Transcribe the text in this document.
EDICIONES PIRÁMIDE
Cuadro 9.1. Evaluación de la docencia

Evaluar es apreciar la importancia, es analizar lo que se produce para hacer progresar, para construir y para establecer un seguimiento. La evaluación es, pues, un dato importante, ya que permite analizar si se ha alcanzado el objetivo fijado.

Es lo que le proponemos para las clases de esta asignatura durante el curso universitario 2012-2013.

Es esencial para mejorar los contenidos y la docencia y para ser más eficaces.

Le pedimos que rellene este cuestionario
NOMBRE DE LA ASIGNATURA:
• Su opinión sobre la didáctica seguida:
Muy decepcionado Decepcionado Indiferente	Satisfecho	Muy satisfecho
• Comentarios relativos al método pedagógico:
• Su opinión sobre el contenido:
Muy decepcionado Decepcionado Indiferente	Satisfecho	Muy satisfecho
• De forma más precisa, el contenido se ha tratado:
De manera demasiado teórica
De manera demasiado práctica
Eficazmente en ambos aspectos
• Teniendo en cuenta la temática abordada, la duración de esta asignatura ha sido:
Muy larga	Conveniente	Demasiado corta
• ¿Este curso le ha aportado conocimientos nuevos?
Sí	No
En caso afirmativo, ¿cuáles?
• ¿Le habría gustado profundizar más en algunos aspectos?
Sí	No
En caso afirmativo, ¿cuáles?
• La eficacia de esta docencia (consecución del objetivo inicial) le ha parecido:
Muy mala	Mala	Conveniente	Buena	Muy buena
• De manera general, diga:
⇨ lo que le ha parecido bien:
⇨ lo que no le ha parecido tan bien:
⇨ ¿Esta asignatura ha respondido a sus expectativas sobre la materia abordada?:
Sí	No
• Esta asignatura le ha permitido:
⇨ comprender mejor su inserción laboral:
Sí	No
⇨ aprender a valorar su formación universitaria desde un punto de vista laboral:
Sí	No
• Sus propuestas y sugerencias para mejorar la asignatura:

# # # #

Do this:
Quote all of the entries exactly as they appear.

Finished answer:
Transcribe the text in this document.
EDICIONES PIRÁMIDE
Cuadro 9.1. Evaluación de la docencia

Evaluar es apreciar la importancia, es analizar lo que se produce para hacer progresar, para construir y para establecer un seguimiento. La evaluación es, pues, un dato importante, ya que permite analizar si se ha alcanzado el objetivo fijado.

Es lo que le proponemos para las clases de esta asignatura durante el curso universitario 2012-2013.

Es esencial para mejorar los contenidos y la docencia y para ser más eficaces.

Le pedimos que rellene este cuestionario
NOMBRE DE LA ASIGNATURA:
• Su opinión sobre la didáctica seguida:
Muy decepcionado Decepcionado Indiferente	Satisfecho	Muy satisfecho
• Comentarios relativos al método pedagógico:
• Su opinión sobre el contenido:
Muy decepcionado Decepcionado Indiferente	Satisfecho	Muy satisfecho
• De forma más precisa, el contenido se ha tratado:
De manera demasiado teórica
De manera demasiado práctica
Eficazmente en ambos aspectos
• Teniendo en cuenta la temática abordada, la duración de esta asignatura ha sido:
Muy larga	Conveniente	Demasiado corta
• ¿Este curso le ha aportado conocimientos nuevos?
Sí	No
En caso afirmativo, ¿cuáles?
• ¿Le habría gustado profundizar más en algunos aspectos?
Sí	No
En caso afirmativo, ¿cuáles?
• La eficacia de esta docencia (consecución del objetivo inicial) le ha parecido:
Muy mala	Mala	Conveniente	Buena	Muy buena
• De manera general, diga:
⇨ lo que le ha parecido bien:
⇨ lo que no le ha parecido tan bien:
⇨ ¿Esta asignatura ha respondido a sus expectativas sobre la materia abordada?:
Sí	No
• Esta asignatura le ha permitido:
⇨ comprender mejor su inserción laboral:
Sí	No
⇨ aprender a valorar su formación universitaria desde un punto de vista laboral:
Sí	No
• Sus propuestas y sugerencias para mejorar la asignatura:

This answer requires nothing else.